WORK INSTRUCTIONS: Within the listing below, determine how many lines hold the word "JSON". Give the number with no commentary.

RECORD EXCERPTS:

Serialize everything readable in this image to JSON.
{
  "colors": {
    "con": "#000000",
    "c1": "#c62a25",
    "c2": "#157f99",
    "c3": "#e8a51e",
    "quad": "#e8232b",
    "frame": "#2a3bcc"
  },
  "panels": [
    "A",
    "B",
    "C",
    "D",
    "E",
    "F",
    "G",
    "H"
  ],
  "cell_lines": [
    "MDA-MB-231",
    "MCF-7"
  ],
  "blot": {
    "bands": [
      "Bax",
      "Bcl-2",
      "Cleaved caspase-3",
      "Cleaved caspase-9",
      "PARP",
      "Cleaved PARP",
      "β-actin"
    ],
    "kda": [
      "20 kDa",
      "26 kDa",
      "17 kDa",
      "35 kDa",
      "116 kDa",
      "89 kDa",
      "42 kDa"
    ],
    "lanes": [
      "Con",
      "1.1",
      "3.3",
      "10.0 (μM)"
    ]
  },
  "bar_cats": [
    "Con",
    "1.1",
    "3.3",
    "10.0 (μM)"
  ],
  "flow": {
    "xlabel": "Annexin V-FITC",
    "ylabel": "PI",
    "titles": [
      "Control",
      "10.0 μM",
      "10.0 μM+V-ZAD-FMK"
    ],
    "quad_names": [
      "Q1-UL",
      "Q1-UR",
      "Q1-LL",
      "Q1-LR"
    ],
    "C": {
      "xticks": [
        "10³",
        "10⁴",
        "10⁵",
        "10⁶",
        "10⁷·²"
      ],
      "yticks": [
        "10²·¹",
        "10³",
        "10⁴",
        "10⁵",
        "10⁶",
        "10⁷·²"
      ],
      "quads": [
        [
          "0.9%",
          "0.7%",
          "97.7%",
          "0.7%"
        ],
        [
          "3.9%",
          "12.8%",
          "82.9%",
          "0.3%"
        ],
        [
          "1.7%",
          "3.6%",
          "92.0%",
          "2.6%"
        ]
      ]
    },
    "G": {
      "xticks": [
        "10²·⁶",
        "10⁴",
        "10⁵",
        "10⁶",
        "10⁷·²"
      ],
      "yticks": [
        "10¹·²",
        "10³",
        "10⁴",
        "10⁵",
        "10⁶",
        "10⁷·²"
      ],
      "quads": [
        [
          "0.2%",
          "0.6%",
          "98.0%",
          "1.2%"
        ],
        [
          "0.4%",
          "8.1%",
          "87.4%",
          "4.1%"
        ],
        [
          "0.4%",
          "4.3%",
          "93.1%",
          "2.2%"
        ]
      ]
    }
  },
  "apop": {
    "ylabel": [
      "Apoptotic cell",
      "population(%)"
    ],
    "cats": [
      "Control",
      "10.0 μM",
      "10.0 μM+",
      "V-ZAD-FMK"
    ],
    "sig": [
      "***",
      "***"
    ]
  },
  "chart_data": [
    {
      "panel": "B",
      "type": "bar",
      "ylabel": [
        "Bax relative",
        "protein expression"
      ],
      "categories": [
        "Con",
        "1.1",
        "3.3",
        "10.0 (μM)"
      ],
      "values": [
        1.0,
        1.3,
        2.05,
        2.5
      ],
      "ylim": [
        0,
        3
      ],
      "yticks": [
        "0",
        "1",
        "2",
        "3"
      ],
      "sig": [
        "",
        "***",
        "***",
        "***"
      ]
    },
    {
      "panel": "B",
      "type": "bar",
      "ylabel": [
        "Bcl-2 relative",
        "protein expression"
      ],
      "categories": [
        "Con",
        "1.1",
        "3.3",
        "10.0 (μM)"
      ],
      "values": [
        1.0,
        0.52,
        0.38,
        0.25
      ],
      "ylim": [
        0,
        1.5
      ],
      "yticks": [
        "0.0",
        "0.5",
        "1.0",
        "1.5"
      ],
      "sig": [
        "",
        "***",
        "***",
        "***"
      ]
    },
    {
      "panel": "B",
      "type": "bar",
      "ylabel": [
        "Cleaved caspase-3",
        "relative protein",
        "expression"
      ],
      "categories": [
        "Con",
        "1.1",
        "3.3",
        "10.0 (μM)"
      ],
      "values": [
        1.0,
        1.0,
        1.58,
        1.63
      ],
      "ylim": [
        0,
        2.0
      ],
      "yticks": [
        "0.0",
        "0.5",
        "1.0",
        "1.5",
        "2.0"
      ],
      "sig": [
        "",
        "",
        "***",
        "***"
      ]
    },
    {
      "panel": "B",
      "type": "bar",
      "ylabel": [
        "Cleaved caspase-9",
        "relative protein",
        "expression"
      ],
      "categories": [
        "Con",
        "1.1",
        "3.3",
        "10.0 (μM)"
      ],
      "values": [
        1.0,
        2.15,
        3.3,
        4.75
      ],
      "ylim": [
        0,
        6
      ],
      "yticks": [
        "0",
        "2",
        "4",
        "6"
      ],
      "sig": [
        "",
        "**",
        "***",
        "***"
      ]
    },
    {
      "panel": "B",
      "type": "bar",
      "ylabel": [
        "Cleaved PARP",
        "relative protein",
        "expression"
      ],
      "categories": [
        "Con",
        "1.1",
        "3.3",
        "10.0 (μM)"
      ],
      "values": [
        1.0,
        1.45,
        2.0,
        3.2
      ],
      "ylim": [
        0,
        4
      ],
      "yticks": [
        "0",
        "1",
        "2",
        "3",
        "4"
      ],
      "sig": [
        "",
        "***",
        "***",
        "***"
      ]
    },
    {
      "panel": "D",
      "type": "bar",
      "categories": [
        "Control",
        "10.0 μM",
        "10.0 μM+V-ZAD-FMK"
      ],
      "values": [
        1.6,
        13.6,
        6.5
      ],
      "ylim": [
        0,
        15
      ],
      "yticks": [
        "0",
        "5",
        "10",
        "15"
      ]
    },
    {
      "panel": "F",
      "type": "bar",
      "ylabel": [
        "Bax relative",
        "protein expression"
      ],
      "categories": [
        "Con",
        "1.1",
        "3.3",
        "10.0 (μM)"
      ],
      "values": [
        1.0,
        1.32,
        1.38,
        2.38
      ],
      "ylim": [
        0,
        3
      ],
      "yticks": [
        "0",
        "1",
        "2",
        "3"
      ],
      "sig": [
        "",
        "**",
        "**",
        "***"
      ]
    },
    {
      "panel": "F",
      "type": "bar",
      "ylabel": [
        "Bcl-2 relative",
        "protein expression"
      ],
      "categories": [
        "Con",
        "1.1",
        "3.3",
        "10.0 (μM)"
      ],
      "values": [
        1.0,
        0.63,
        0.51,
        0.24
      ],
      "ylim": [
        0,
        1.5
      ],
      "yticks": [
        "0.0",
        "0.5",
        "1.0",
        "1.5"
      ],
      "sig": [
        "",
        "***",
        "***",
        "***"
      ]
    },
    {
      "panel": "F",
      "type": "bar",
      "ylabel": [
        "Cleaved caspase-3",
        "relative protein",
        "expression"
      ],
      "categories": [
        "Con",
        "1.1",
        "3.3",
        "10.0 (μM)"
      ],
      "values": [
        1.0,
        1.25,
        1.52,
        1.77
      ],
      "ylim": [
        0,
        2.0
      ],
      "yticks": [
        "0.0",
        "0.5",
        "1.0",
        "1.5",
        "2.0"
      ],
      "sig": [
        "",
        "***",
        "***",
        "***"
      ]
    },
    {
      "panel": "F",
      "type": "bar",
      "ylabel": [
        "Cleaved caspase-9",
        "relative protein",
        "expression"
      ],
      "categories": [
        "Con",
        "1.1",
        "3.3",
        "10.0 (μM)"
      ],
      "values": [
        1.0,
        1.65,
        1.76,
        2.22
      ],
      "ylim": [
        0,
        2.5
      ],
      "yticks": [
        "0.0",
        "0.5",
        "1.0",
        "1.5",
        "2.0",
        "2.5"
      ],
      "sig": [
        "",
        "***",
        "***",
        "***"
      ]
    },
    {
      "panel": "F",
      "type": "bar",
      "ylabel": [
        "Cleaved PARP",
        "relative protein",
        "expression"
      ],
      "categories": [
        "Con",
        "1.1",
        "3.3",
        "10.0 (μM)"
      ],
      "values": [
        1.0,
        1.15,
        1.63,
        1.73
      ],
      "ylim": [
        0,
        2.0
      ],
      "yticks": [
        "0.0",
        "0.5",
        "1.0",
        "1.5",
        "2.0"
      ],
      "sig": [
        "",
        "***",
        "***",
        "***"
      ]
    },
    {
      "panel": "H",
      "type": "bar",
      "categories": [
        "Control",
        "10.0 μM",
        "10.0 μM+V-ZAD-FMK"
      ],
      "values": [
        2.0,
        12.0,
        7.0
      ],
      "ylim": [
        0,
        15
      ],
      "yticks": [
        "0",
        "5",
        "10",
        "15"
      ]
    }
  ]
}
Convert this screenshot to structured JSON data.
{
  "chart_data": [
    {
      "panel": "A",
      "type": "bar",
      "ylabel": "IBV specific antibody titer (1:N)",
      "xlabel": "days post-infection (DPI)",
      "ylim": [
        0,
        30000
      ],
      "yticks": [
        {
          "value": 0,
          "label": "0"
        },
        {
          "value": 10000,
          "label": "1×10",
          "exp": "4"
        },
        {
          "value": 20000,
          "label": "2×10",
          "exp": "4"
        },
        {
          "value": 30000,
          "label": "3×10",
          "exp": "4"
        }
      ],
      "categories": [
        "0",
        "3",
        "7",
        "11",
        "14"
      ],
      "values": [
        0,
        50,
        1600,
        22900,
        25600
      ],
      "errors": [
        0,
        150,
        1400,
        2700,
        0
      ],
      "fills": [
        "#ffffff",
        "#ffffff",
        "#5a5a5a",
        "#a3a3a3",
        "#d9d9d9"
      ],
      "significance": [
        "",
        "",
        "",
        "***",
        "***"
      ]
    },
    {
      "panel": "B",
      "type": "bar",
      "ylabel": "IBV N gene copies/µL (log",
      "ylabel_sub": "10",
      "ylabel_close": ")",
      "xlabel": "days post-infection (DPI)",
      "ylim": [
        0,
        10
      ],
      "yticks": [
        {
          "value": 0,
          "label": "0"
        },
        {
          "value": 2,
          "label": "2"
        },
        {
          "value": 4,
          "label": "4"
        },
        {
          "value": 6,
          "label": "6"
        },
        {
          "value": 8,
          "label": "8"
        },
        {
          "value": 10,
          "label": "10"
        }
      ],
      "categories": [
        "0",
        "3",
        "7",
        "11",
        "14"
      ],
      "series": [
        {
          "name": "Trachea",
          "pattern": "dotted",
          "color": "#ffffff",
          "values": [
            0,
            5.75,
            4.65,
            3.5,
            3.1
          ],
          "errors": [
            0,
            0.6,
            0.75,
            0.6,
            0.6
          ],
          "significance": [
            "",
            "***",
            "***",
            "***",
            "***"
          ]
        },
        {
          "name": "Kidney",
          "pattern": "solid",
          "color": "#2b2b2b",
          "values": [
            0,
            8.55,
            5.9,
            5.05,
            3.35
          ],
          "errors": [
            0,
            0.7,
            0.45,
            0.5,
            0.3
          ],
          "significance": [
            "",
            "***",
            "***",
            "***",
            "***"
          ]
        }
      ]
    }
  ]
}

TASK ANSWER: 2